- **DO THIS**
Write out the data again exactly, skipping every picture.

## BEGIN EXERCISE DATA

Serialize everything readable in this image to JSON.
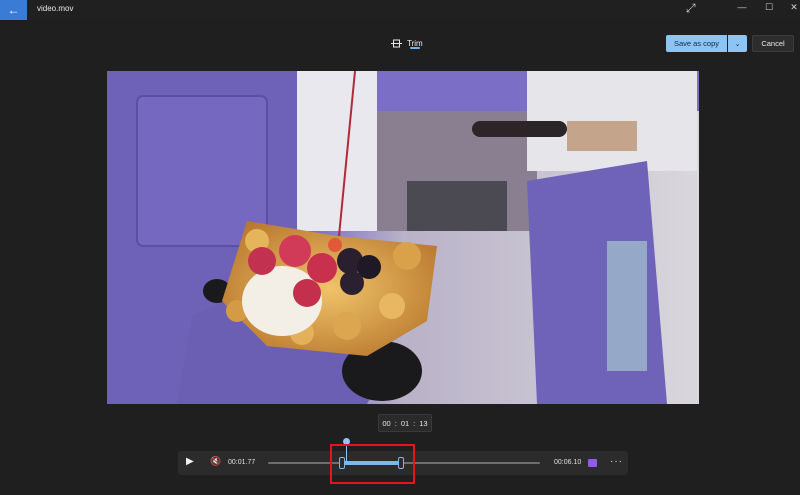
{
  "window": {
    "title": "video.mov",
    "back_icon": "arrow-left-icon",
    "controls": [
      "minimize-icon",
      "maximize-icon",
      "close-icon"
    ]
  },
  "toolbar": {
    "tab_label": "Trim",
    "tab_icon": "trim-icon",
    "save_label": "Save as copy",
    "cancel_label": "Cancel"
  },
  "player": {
    "current_time": {
      "hours": "00",
      "minutes": "01",
      "frames": "13"
    },
    "start_time": "00:01.77",
    "end_time": "00:06.10",
    "selection_start": 0.27,
    "selection_end": 0.49,
    "playhead": 0.285
  },
  "colors": {
    "accent": "#8cc4f5",
    "highlight": "#e8141b",
    "clip": "#8f5ce8"
  }
}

## END EXERCISE DATA

- **ANSWER FOR THIS EXERCISE**
Serialize everything readable in this image to JSON.
{
  "window": {
    "title": "video.mov",
    "back_icon": "arrow-left-icon",
    "controls": [
      "minimize-icon",
      "maximize-icon",
      "close-icon"
    ]
  },
  "toolbar": {
    "tab_label": "Trim",
    "tab_icon": "trim-icon",
    "save_label": "Save as copy",
    "cancel_label": "Cancel"
  },
  "player": {
    "current_time": {
      "hours": "00",
      "minutes": "01",
      "frames": "13"
    },
    "start_time": "00:01.77",
    "end_time": "00:06.10",
    "selection_start": 0.27,
    "selection_end": 0.49,
    "playhead": 0.285
  },
  "colors": {
    "accent": "#8cc4f5",
    "highlight": "#e8141b",
    "clip": "#8f5ce8"
  }
}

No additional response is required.